Data entries for graphics ::
>> Begin

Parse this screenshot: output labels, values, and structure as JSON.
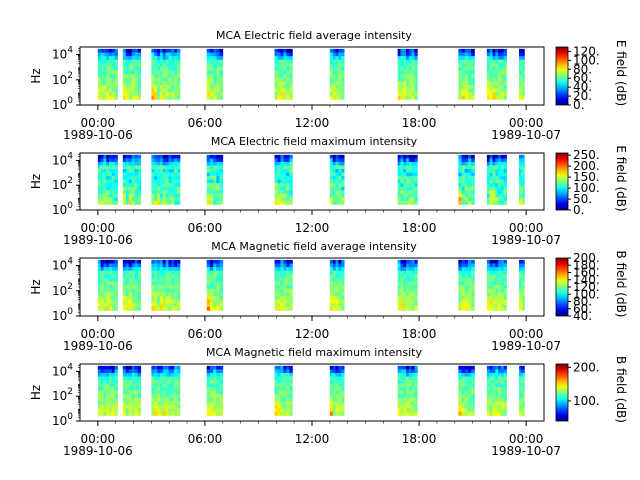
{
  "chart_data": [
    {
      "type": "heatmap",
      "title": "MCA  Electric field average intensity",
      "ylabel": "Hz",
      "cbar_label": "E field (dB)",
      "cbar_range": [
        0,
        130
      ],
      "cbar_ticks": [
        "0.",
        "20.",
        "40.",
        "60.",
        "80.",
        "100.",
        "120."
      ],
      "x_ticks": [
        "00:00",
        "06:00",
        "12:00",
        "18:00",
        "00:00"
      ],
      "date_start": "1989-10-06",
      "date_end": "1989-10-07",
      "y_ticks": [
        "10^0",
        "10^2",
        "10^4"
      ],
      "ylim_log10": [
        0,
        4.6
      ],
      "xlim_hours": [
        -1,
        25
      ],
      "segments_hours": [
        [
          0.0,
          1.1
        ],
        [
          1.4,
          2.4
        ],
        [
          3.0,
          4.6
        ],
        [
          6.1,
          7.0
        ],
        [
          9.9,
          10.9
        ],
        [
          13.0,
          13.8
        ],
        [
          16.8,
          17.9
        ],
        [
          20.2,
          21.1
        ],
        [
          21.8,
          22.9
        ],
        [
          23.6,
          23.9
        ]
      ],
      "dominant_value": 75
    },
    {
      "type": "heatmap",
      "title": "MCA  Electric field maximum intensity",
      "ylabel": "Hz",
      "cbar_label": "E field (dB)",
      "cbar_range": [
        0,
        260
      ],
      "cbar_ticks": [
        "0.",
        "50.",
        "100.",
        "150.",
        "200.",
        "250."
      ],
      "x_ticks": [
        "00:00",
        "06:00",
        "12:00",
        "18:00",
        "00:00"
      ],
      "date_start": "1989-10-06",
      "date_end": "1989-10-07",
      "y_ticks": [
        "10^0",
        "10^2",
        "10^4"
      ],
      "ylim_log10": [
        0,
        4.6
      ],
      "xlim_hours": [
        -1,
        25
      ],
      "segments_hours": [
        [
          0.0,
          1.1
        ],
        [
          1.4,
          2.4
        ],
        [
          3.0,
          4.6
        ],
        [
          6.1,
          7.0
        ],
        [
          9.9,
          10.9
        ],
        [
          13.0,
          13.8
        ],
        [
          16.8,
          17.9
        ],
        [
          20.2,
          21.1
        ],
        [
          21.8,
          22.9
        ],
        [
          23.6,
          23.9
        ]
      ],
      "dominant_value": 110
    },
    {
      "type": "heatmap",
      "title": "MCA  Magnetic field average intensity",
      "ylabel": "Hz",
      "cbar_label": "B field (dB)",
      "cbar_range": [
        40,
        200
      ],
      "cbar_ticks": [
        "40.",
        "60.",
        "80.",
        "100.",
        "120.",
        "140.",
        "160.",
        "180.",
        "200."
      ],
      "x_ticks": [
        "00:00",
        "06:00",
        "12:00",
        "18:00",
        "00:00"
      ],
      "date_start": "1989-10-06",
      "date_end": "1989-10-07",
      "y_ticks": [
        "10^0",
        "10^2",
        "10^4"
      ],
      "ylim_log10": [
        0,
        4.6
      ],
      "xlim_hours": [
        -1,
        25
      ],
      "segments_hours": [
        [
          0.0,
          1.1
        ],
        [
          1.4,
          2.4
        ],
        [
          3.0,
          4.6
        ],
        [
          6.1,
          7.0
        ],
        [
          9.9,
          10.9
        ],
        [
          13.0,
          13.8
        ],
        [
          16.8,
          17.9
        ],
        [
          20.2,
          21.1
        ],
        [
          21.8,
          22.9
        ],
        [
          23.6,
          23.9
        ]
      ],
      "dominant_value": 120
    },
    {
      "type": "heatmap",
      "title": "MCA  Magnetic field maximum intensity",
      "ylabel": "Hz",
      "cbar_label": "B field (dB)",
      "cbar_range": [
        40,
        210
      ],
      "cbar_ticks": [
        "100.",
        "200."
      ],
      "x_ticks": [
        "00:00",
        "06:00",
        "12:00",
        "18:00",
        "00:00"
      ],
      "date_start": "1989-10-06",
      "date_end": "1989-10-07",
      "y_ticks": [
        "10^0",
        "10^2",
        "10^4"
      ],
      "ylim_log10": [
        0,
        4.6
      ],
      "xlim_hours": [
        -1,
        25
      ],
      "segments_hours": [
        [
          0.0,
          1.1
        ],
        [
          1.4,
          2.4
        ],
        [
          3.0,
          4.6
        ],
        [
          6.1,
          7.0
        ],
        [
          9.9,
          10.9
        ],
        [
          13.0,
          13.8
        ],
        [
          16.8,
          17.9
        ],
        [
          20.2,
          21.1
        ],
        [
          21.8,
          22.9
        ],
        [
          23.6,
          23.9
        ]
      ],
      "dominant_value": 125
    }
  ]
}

>> End

THE TASK ::
Pull out every line of the entries that includes the word "Electric".

RESULT OF THIS EXERCISE ::
      "title": "MCA  Electric field average intensity",
      "title": "MCA  Electric field maximum intensity",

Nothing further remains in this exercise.